Extracted data entries
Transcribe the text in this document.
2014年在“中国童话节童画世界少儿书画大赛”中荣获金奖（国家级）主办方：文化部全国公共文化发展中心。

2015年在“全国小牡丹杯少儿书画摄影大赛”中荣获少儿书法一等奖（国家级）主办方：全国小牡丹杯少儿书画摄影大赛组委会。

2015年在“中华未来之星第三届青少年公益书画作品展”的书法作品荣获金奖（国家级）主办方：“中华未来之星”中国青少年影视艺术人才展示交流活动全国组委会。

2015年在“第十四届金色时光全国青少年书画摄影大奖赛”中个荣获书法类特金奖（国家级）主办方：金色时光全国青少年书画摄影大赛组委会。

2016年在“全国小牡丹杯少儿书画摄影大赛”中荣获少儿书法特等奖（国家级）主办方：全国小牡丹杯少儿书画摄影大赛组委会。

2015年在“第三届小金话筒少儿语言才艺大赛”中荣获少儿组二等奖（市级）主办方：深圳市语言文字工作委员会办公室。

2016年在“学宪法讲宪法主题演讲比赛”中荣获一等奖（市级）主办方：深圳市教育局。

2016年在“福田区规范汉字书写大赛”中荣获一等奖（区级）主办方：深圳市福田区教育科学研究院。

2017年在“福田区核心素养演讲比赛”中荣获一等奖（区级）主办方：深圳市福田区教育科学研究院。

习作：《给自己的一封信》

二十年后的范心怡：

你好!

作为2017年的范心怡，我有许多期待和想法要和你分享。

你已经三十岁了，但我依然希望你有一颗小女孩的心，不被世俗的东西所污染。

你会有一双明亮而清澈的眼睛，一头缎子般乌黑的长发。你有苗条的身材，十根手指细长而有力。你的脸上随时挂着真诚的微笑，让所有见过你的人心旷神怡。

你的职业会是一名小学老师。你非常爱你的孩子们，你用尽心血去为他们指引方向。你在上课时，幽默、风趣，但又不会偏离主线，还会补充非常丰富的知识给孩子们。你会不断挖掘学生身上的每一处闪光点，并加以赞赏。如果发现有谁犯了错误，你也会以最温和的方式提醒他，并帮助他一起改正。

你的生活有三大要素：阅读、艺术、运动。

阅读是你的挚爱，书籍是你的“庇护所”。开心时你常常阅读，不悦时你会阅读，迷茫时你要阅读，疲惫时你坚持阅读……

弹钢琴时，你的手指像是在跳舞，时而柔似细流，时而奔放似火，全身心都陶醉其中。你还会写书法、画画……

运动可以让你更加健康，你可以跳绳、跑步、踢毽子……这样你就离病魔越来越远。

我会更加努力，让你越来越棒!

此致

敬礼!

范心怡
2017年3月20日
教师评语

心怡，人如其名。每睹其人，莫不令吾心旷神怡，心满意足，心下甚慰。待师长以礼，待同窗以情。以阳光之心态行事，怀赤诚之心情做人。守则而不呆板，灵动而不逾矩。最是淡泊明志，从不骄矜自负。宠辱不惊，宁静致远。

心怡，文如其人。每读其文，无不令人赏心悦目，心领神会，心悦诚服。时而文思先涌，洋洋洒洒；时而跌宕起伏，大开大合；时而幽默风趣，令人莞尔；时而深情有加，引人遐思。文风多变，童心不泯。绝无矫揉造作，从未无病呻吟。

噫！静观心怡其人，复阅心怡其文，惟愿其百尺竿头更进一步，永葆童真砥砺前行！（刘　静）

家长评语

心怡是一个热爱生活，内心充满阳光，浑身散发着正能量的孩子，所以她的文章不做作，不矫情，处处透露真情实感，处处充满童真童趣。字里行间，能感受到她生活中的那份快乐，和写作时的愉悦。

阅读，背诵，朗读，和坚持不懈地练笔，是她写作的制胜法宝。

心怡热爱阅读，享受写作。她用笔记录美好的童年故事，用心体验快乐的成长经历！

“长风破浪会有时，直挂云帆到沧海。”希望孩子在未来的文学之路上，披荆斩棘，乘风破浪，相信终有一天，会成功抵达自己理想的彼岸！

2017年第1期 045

PROMPT: Output all of the material, please, exactly as it stands.

PROBLEM SOLUTION:
Transcribe the text in this document.
2014年在“中国童话节童画世界少儿书画大赛”中荣获金奖（国家级）主办方：文化部全国公共文化发展中心。

2015年在“全国小牡丹杯少儿书画摄影大赛”中荣获少儿书法一等奖（国家级）主办方：全国小牡丹杯少儿书画摄影大赛组委会。

2015年在“中华未来之星第三届青少年公益书画作品展”的书法作品荣获金奖（国家级）主办方：“中华未来之星”中国青少年影视艺术人才展示交流活动全国组委会。

2015年在“第十四届金色时光全国青少年书画摄影大奖赛”中个荣获书法类特金奖（国家级）主办方：金色时光全国青少年书画摄影大赛组委会。

2016年在“全国小牡丹杯少儿书画摄影大赛”中荣获少儿书法特等奖（国家级）主办方：全国小牡丹杯少儿书画摄影大赛组委会。

2015年在“第三届小金话筒少儿语言才艺大赛”中荣获少儿组二等奖（市级）主办方：深圳市语言文字工作委员会办公室。

2016年在“学宪法讲宪法主题演讲比赛”中荣获一等奖（市级）主办方：深圳市教育局。

2016年在“福田区规范汉字书写大赛”中荣获一等奖（区级）主办方：深圳市福田区教育科学研究院。

2017年在“福田区核心素养演讲比赛”中荣获一等奖（区级）主办方：深圳市福田区教育科学研究院。

习作：《给自己的一封信》

二十年后的范心怡：

你好!

作为2017年的范心怡，我有许多期待和想法要和你分享。

你已经三十岁了，但我依然希望你有一颗小女孩的心，不被世俗的东西所污染。

你会有一双明亮而清澈的眼睛，一头缎子般乌黑的长发。你有苗条的身材，十根手指细长而有力。你的脸上随时挂着真诚的微笑，让所有见过你的人心旷神怡。

你的职业会是一名小学老师。你非常爱你的孩子们，你用尽心血去为他们指引方向。你在上课时，幽默、风趣，但又不会偏离主线，还会补充非常丰富的知识给孩子们。你会不断挖掘学生身上的每一处闪光点，并加以赞赏。如果发现有谁犯了错误，你也会以最温和的方式提醒他，并帮助他一起改正。

你的生活有三大要素：阅读、艺术、运动。

阅读是你的挚爱，书籍是你的“庇护所”。开心时你常常阅读，不悦时你会阅读，迷茫时你要阅读，疲惫时你坚持阅读……

弹钢琴时，你的手指像是在跳舞，时而柔似细流，时而奔放似火，全身心都陶醉其中。你还会写书法、画画……

运动可以让你更加健康，你可以跳绳、跑步、踢毽子……这样你就离病魔越来越远。

我会更加努力，让你越来越棒!

此致

敬礼!

范心怡
2017年3月20日
教师评语

心怡，人如其名。每睹其人，莫不令吾心旷神怡，心满意足，心下甚慰。待师长以礼，待同窗以情。以阳光之心态行事，怀赤诚之心情做人。守则而不呆板，灵动而不逾矩。最是淡泊明志，从不骄矜自负。宠辱不惊，宁静致远。

心怡，文如其人。每读其文，无不令人赏心悦目，心领神会，心悦诚服。时而文思先涌，洋洋洒洒；时而跌宕起伏，大开大合；时而幽默风趣，令人莞尔；时而深情有加，引人遐思。文风多变，童心不泯。绝无矫揉造作，从未无病呻吟。

噫！静观心怡其人，复阅心怡其文，惟愿其百尺竿头更进一步，永葆童真砥砺前行！（刘　静）

家长评语

心怡是一个热爱生活，内心充满阳光，浑身散发着正能量的孩子，所以她的文章不做作，不矫情，处处透露真情实感，处处充满童真童趣。字里行间，能感受到她生活中的那份快乐，和写作时的愉悦。

阅读，背诵，朗读，和坚持不懈地练笔，是她写作的制胜法宝。

心怡热爱阅读，享受写作。她用笔记录美好的童年故事，用心体验快乐的成长经历！

“长风破浪会有时，直挂云帆到沧海。”希望孩子在未来的文学之路上，披荆斩棘，乘风破浪，相信终有一天，会成功抵达自己理想的彼岸！

2017年第1期 045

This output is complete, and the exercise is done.